Aim of the exercise:
Reproduce all of the data exactly, with no line skipped.

=== Data rows ===

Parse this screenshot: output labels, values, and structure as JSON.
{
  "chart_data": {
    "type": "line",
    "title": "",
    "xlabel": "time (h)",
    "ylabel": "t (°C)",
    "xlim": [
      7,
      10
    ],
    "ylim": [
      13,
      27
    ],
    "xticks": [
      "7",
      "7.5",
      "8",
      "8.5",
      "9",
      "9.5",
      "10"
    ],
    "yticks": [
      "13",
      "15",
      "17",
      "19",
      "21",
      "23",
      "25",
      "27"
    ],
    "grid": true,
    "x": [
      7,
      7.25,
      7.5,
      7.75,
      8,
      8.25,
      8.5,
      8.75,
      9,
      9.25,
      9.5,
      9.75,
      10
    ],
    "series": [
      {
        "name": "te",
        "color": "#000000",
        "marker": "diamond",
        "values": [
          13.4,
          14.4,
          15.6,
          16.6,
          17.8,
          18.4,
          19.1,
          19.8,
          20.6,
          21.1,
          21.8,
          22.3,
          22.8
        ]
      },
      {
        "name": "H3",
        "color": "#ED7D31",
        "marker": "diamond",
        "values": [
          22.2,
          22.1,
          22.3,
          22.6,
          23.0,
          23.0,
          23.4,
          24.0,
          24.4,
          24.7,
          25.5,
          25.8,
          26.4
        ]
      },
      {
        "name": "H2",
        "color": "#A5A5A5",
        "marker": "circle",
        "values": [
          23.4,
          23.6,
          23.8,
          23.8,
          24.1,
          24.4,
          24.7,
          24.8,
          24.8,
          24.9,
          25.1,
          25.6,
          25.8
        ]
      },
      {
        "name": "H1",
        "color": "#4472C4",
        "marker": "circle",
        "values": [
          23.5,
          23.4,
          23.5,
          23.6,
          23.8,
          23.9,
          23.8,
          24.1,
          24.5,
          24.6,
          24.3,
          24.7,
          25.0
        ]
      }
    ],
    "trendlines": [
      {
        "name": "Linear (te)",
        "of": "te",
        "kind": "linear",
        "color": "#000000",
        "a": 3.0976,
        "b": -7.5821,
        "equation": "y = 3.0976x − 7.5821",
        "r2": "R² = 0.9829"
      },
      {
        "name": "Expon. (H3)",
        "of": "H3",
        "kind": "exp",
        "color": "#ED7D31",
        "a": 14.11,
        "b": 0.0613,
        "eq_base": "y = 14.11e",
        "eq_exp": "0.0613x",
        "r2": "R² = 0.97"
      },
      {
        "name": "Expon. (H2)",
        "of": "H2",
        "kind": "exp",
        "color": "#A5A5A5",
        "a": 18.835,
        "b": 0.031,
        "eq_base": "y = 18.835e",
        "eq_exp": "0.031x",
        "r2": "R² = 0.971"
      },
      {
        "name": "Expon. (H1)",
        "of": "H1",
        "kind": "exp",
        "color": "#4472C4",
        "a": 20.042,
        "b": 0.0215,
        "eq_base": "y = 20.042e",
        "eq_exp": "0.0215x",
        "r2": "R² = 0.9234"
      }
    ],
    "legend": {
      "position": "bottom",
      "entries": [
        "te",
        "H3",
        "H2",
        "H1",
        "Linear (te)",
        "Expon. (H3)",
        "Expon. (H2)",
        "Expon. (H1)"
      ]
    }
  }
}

===

Response for this exercise:
Parse this screenshot: output labels, values, and structure as JSON.
{
  "chart_data": {
    "type": "line",
    "title": "",
    "xlabel": "time (h)",
    "ylabel": "t (°C)",
    "xlim": [
      7,
      10
    ],
    "ylim": [
      13,
      27
    ],
    "xticks": [
      "7",
      "7.5",
      "8",
      "8.5",
      "9",
      "9.5",
      "10"
    ],
    "yticks": [
      "13",
      "15",
      "17",
      "19",
      "21",
      "23",
      "25",
      "27"
    ],
    "grid": true,
    "x": [
      7,
      7.25,
      7.5,
      7.75,
      8,
      8.25,
      8.5,
      8.75,
      9,
      9.25,
      9.5,
      9.75,
      10
    ],
    "series": [
      {
        "name": "te",
        "color": "#000000",
        "marker": "diamond",
        "values": [
          13.4,
          14.4,
          15.6,
          16.6,
          17.8,
          18.4,
          19.1,
          19.8,
          20.6,
          21.1,
          21.8,
          22.3,
          22.8
        ]
      },
      {
        "name": "H3",
        "color": "#ED7D31",
        "marker": "diamond",
        "values": [
          22.2,
          22.1,
          22.3,
          22.6,
          23.0,
          23.0,
          23.4,
          24.0,
          24.4,
          24.7,
          25.5,
          25.8,
          26.4
        ]
      },
      {
        "name": "H2",
        "color": "#A5A5A5",
        "marker": "circle",
        "values": [
          23.4,
          23.6,
          23.8,
          23.8,
          24.1,
          24.4,
          24.7,
          24.8,
          24.8,
          24.9,
          25.1,
          25.6,
          25.8
        ]
      },
      {
        "name": "H1",
        "color": "#4472C4",
        "marker": "circle",
        "values": [
          23.5,
          23.4,
          23.5,
          23.6,
          23.8,
          23.9,
          23.8,
          24.1,
          24.5,
          24.6,
          24.3,
          24.7,
          25.0
        ]
      }
    ],
    "trendlines": [
      {
        "name": "Linear (te)",
        "of": "te",
        "kind": "linear",
        "color": "#000000",
        "a": 3.0976,
        "b": -7.5821,
        "equation": "y = 3.0976x − 7.5821",
        "r2": "R² = 0.9829"
      },
      {
        "name": "Expon. (H3)",
        "of": "H3",
        "kind": "exp",
        "color": "#ED7D31",
        "a": 14.11,
        "b": 0.0613,
        "eq_base": "y = 14.11e",
        "eq_exp": "0.0613x",
        "r2": "R² = 0.97"
      },
      {
        "name": "Expon. (H2)",
        "of": "H2",
        "kind": "exp",
        "color": "#A5A5A5",
        "a": 18.835,
        "b": 0.031,
        "eq_base": "y = 18.835e",
        "eq_exp": "0.031x",
        "r2": "R² = 0.971"
      },
      {
        "name": "Expon. (H1)",
        "of": "H1",
        "kind": "exp",
        "color": "#4472C4",
        "a": 20.042,
        "b": 0.0215,
        "eq_base": "y = 20.042e",
        "eq_exp": "0.0215x",
        "r2": "R² = 0.9234"
      }
    ],
    "legend": {
      "position": "bottom",
      "entries": [
        "te",
        "H3",
        "H2",
        "H1",
        "Linear (te)",
        "Expon. (H3)",
        "Expon. (H2)",
        "Expon. (H1)"
      ]
    }
  }
}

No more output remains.